**Materials provided**
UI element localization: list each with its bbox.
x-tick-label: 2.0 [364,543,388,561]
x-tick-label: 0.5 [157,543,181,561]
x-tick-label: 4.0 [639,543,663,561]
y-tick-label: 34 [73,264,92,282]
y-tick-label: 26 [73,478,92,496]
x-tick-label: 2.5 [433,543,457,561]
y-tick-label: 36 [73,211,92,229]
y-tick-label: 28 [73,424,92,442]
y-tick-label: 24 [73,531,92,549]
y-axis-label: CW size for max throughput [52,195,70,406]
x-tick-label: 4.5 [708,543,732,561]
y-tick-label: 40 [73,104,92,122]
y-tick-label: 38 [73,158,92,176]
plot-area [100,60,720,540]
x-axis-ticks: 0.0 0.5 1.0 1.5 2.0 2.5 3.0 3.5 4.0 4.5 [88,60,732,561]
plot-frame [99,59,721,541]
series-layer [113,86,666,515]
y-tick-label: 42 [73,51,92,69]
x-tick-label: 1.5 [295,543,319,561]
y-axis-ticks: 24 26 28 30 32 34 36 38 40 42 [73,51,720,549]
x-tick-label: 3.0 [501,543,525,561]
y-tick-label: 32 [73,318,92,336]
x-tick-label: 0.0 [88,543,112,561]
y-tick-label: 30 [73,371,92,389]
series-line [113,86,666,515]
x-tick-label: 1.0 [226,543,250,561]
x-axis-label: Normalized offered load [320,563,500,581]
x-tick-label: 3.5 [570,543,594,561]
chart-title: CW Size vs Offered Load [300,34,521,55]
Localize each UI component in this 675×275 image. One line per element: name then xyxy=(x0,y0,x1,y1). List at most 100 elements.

**Instruction**
Could you rewrite the records above, changing every "x-tick-label" to "x-axis-tick" and leaving all else as it is?

**Task solution**
UI element localization: list each with its bbox.
x-axis-tick: 2.0 [364,543,388,561]
x-axis-tick: 0.5 [157,543,181,561]
x-axis-tick: 4.0 [639,543,663,561]
y-tick-label: 34 [73,264,92,282]
y-tick-label: 26 [73,478,92,496]
x-axis-tick: 2.5 [433,543,457,561]
y-tick-label: 36 [73,211,92,229]
y-tick-label: 28 [73,424,92,442]
y-tick-label: 24 [73,531,92,549]
y-axis-label: CW size for max throughput [52,195,70,406]
x-axis-tick: 4.5 [708,543,732,561]
y-tick-label: 40 [73,104,92,122]
y-tick-label: 38 [73,158,92,176]
plot-area [100,60,720,540]
x-axis-ticks: 0.0 0.5 1.0 1.5 2.0 2.5 3.0 3.5 4.0 4.5 [88,60,732,561]
plot-frame [99,59,721,541]
series-layer [113,86,666,515]
y-tick-label: 42 [73,51,92,69]
x-axis-tick: 1.5 [295,543,319,561]
y-axis-ticks: 24 26 28 30 32 34 36 38 40 42 [73,51,720,549]
x-axis-tick: 3.0 [501,543,525,561]
y-tick-label: 32 [73,318,92,336]
x-axis-tick: 0.0 [88,543,112,561]
y-tick-label: 30 [73,371,92,389]
series-line [113,86,666,515]
x-axis-tick: 1.0 [226,543,250,561]
x-axis-label: Normalized offered load [320,563,500,581]
x-axis-tick: 3.5 [570,543,594,561]
chart-title: CW Size vs Offered Load [300,34,521,55]
Localize each UI component in this 675×275 image. One line per element: name then xyxy=(x0,y0,x1,y1). List at most 100 elements.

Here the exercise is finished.